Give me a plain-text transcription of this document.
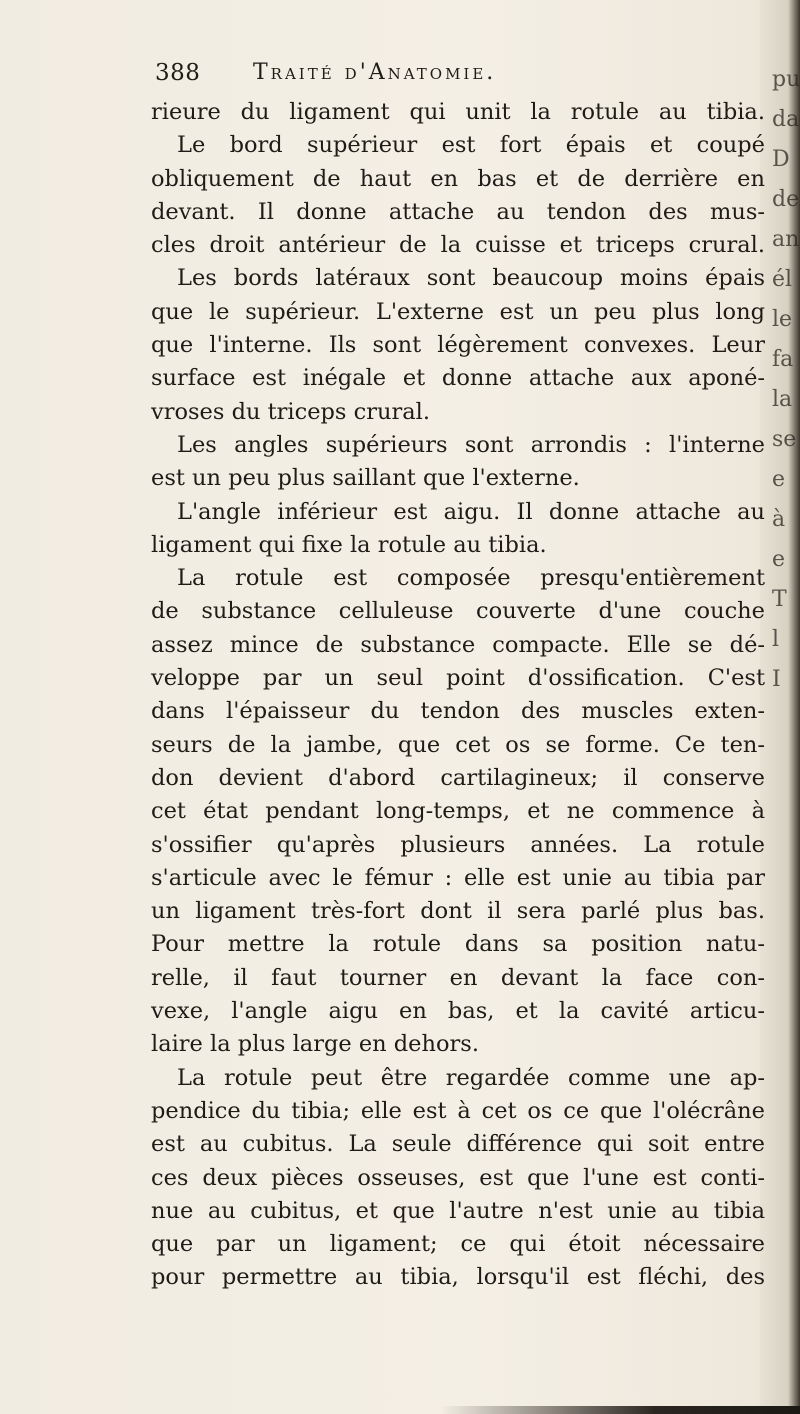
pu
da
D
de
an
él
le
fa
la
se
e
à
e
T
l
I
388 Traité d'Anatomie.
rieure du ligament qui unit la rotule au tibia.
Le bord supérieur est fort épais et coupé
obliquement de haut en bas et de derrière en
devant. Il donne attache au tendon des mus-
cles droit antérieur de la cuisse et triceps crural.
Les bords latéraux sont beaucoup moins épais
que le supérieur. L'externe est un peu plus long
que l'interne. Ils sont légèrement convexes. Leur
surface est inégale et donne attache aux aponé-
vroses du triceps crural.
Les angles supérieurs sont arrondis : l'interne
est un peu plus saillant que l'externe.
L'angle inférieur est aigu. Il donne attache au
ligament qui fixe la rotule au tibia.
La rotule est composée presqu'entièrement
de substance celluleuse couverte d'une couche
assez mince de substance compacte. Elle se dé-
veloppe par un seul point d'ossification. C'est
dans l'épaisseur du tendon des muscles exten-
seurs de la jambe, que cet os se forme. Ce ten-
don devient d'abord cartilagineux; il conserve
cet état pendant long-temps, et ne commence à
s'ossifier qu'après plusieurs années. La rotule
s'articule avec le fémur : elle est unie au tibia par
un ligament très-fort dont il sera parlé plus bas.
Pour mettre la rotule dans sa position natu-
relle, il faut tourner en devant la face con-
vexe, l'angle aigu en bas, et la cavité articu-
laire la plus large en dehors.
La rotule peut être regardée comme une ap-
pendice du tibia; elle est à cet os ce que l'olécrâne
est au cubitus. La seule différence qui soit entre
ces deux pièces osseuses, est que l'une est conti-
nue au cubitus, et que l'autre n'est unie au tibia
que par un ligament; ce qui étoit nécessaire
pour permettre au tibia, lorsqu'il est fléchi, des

-----

Objective: Transcribe the records word for word and include no pictures.

Task response:
Give me a plain-text transcription of this document.
pu
da
D
de
an
él
le
fa
la
se
e
à
e
T
l
I
388 Traité d'Anatomie.
rieure du ligament qui unit la rotule au tibia.
Le bord supérieur est fort épais et coupé
obliquement de haut en bas et de derrière en
devant. Il donne attache au tendon des mus-
cles droit antérieur de la cuisse et triceps crural.
Les bords latéraux sont beaucoup moins épais
que le supérieur. L'externe est un peu plus long
que l'interne. Ils sont légèrement convexes. Leur
surface est inégale et donne attache aux aponé-
vroses du triceps crural.
Les angles supérieurs sont arrondis : l'interne
est un peu plus saillant que l'externe.
L'angle inférieur est aigu. Il donne attache au
ligament qui fixe la rotule au tibia.
La rotule est composée presqu'entièrement
de substance celluleuse couverte d'une couche
assez mince de substance compacte. Elle se dé-
veloppe par un seul point d'ossification. C'est
dans l'épaisseur du tendon des muscles exten-
seurs de la jambe, que cet os se forme. Ce ten-
don devient d'abord cartilagineux; il conserve
cet état pendant long-temps, et ne commence à
s'ossifier qu'après plusieurs années. La rotule
s'articule avec le fémur : elle est unie au tibia par
un ligament très-fort dont il sera parlé plus bas.
Pour mettre la rotule dans sa position natu-
relle, il faut tourner en devant la face con-
vexe, l'angle aigu en bas, et la cavité articu-
laire la plus large en dehors.
La rotule peut être regardée comme une ap-
pendice du tibia; elle est à cet os ce que l'olécrâne
est au cubitus. La seule différence qui soit entre
ces deux pièces osseuses, est que l'une est conti-
nue au cubitus, et que l'autre n'est unie au tibia
que par un ligament; ce qui étoit nécessaire
pour permettre au tibia, lorsqu'il est fléchi, des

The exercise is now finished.